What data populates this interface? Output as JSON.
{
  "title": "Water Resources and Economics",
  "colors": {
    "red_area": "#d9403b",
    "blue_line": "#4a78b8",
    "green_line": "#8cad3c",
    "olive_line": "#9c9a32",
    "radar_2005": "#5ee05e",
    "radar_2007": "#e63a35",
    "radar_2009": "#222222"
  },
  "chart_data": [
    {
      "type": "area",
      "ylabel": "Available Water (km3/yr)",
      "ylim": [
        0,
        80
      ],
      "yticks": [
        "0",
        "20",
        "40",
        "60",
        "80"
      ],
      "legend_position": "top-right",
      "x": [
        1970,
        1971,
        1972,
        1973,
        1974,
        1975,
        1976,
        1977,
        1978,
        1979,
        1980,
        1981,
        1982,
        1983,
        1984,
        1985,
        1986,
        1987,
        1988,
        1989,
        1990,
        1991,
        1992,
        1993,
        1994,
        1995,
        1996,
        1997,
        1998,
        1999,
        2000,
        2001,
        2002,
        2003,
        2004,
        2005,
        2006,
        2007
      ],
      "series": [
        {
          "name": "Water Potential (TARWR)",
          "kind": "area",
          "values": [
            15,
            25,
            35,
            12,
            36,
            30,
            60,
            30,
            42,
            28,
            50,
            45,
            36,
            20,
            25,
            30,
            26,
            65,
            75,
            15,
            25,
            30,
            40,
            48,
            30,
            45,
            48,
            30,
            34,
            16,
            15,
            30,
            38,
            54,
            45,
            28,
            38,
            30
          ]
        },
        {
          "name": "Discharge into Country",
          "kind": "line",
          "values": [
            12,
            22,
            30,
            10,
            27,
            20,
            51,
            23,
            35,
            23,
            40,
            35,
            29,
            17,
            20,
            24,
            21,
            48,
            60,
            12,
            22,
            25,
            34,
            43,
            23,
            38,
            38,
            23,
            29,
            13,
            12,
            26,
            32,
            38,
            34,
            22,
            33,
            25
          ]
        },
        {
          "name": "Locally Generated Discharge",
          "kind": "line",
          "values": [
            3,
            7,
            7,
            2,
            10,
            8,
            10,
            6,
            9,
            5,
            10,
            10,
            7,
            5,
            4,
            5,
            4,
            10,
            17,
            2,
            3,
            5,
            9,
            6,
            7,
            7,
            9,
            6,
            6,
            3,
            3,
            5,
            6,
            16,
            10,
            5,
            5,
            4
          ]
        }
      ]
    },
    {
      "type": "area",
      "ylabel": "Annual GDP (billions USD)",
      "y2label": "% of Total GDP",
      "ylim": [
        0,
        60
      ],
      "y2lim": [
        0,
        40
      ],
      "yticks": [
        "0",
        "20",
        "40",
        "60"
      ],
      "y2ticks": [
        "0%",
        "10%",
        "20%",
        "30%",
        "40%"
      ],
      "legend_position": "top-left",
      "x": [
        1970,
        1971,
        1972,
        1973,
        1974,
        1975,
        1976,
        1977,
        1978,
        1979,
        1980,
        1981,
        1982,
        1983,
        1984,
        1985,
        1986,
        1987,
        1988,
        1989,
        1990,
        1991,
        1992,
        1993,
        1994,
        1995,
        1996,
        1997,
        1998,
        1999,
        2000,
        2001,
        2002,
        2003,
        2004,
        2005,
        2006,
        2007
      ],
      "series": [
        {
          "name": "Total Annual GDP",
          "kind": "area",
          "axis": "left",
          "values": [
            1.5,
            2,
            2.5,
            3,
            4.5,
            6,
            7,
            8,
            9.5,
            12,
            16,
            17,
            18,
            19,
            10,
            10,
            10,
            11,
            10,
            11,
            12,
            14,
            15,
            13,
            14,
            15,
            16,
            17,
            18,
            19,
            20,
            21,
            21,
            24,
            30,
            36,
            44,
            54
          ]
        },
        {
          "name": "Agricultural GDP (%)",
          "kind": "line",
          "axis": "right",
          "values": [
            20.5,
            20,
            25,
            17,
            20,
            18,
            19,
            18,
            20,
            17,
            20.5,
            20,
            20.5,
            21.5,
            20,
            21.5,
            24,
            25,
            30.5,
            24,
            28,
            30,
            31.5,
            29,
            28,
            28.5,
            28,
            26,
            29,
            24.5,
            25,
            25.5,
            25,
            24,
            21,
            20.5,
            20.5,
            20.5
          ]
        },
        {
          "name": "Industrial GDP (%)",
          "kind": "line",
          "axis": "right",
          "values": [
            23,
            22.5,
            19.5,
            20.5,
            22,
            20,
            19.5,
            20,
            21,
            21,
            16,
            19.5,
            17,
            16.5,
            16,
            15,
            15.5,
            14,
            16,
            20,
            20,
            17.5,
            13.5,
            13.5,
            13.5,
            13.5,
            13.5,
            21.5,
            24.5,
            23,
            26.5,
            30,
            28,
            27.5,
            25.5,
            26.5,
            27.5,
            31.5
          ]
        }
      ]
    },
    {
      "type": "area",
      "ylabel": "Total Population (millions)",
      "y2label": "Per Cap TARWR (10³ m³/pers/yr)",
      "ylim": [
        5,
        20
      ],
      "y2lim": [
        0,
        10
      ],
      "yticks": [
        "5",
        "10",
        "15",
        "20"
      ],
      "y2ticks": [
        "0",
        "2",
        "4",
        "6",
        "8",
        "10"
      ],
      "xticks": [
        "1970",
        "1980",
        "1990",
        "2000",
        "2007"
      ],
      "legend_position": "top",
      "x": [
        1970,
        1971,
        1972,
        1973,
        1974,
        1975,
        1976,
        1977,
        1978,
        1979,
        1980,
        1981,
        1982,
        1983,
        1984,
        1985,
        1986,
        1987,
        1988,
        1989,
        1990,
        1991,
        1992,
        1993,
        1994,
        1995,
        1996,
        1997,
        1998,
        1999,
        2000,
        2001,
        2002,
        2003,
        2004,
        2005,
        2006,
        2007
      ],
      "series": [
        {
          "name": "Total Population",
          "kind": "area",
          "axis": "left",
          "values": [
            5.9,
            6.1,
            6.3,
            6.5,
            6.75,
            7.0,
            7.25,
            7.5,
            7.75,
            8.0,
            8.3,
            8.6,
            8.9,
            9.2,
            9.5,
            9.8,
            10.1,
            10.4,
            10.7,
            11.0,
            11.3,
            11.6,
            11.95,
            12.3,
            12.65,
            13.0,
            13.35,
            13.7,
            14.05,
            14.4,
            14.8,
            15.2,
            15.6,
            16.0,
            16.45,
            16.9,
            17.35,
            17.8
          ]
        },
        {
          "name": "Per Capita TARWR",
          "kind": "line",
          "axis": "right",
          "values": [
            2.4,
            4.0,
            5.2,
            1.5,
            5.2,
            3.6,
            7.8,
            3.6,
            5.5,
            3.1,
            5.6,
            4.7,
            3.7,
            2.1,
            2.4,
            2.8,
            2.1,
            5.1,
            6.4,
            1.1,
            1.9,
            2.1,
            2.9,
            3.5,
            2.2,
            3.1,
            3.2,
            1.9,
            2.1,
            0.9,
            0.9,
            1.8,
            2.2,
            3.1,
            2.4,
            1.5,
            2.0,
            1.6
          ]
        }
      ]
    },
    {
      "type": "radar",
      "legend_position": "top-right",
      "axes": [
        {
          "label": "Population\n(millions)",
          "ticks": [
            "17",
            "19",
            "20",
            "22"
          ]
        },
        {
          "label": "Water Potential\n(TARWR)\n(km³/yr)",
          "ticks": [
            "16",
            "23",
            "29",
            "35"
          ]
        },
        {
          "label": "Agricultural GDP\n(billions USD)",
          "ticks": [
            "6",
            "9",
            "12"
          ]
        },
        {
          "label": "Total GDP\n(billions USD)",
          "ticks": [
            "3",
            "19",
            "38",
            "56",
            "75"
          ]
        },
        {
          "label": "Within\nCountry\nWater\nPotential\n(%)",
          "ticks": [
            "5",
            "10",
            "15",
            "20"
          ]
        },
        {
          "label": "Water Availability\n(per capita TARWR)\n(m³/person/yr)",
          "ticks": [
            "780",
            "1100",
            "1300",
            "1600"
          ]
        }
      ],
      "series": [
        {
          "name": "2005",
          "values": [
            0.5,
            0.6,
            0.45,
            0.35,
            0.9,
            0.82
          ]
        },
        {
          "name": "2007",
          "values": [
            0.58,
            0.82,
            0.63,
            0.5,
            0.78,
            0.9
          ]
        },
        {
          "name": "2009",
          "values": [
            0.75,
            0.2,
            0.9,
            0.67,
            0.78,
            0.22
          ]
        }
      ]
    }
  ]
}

○ ○ ○

Copy every line in the entries above that has the string "ylabel" in it.

▶ TASK ANSWER
      "ylabel": "Available Water (km3/yr)",
      "ylabel": "Annual GDP (billions USD)",
      "ylabel": "Total Population (millions)",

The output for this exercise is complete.